AIM: Restate, word for word, every line of the data.

#####

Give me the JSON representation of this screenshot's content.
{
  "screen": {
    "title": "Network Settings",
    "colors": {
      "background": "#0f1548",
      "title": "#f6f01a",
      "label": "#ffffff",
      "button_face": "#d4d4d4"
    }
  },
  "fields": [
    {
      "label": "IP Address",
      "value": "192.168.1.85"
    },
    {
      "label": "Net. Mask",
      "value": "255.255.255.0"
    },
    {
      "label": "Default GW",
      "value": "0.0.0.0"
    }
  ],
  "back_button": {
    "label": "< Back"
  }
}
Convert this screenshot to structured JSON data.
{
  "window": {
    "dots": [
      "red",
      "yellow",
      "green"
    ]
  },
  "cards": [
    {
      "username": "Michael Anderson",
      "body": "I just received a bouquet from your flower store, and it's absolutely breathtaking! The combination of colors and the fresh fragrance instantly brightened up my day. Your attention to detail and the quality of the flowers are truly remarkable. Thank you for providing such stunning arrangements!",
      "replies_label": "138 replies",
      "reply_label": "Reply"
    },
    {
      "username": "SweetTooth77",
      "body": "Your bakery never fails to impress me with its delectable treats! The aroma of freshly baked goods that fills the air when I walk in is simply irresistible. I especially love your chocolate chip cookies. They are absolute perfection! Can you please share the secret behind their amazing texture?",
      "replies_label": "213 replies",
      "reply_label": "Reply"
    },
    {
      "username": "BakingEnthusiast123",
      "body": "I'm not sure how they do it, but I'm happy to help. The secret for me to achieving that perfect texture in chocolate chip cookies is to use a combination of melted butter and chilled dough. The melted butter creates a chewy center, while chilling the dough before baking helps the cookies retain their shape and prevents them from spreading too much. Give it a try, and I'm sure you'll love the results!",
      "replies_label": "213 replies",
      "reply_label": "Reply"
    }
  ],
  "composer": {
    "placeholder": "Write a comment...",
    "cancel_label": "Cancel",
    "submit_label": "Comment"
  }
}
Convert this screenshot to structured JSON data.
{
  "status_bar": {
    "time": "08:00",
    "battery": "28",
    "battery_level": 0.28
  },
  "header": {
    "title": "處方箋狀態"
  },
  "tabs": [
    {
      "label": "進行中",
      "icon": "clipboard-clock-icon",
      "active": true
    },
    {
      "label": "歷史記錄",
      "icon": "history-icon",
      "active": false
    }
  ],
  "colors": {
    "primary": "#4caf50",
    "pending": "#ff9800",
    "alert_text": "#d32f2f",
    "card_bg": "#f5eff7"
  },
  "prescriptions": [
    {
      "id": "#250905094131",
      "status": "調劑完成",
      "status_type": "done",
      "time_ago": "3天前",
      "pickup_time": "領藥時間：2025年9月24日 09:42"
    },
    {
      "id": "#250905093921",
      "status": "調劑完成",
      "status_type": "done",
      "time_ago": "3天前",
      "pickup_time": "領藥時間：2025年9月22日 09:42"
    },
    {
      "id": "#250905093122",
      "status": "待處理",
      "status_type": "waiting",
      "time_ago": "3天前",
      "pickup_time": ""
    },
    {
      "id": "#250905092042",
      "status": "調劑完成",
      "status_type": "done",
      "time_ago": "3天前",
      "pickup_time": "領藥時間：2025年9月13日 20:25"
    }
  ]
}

#####

RIGHT ANSWER:
Give me the JSON representation of this screenshot's content.
{
  "screen": {
    "title": "Network Settings",
    "colors": {
      "background": "#0f1548",
      "title": "#f6f01a",
      "label": "#ffffff",
      "button_face": "#d4d4d4"
    }
  },
  "fields": [
    {
      "label": "IP Address",
      "value": "192.168.1.85"
    },
    {
      "label": "Net. Mask",
      "value": "255.255.255.0"
    },
    {
      "label": "Default GW",
      "value": "0.0.0.0"
    }
  ],
  "back_button": {
    "label": "< Back"
  }
}
Convert this screenshot to structured JSON data.
{
  "window": {
    "dots": [
      "red",
      "yellow",
      "green"
    ]
  },
  "cards": [
    {
      "username": "Michael Anderson",
      "body": "I just received a bouquet from your flower store, and it's absolutely breathtaking! The combination of colors and the fresh fragrance instantly brightened up my day. Your attention to detail and the quality of the flowers are truly remarkable. Thank you for providing such stunning arrangements!",
      "replies_label": "138 replies",
      "reply_label": "Reply"
    },
    {
      "username": "SweetTooth77",
      "body": "Your bakery never fails to impress me with its delectable treats! The aroma of freshly baked goods that fills the air when I walk in is simply irresistible. I especially love your chocolate chip cookies. They are absolute perfection! Can you please share the secret behind their amazing texture?",
      "replies_label": "213 replies",
      "reply_label": "Reply"
    },
    {
      "username": "BakingEnthusiast123",
      "body": "I'm not sure how they do it, but I'm happy to help. The secret for me to achieving that perfect texture in chocolate chip cookies is to use a combination of melted butter and chilled dough. The melted butter creates a chewy center, while chilling the dough before baking helps the cookies retain their shape and prevents them from spreading too much. Give it a try, and I'm sure you'll love the results!",
      "replies_label": "213 replies",
      "reply_label": "Reply"
    }
  ],
  "composer": {
    "placeholder": "Write a comment...",
    "cancel_label": "Cancel",
    "submit_label": "Comment"
  }
}
Convert this screenshot to structured JSON data.
{
  "status_bar": {
    "time": "08:00",
    "battery": "28",
    "battery_level": 0.28
  },
  "header": {
    "title": "處方箋狀態"
  },
  "tabs": [
    {
      "label": "進行中",
      "icon": "clipboard-clock-icon",
      "active": true
    },
    {
      "label": "歷史記錄",
      "icon": "history-icon",
      "active": false
    }
  ],
  "colors": {
    "primary": "#4caf50",
    "pending": "#ff9800",
    "alert_text": "#d32f2f",
    "card_bg": "#f5eff7"
  },
  "prescriptions": [
    {
      "id": "#250905094131",
      "status": "調劑完成",
      "status_type": "done",
      "time_ago": "3天前",
      "pickup_time": "領藥時間：2025年9月24日 09:42"
    },
    {
      "id": "#250905093921",
      "status": "調劑完成",
      "status_type": "done",
      "time_ago": "3天前",
      "pickup_time": "領藥時間：2025年9月22日 09:42"
    },
    {
      "id": "#250905093122",
      "status": "待處理",
      "status_type": "waiting",
      "time_ago": "3天前",
      "pickup_time": ""
    },
    {
      "id": "#250905092042",
      "status": "調劑完成",
      "status_type": "done",
      "time_ago": "3天前",
      "pickup_time": "領藥時間：2025年9月13日 20:25"
    }
  ]
}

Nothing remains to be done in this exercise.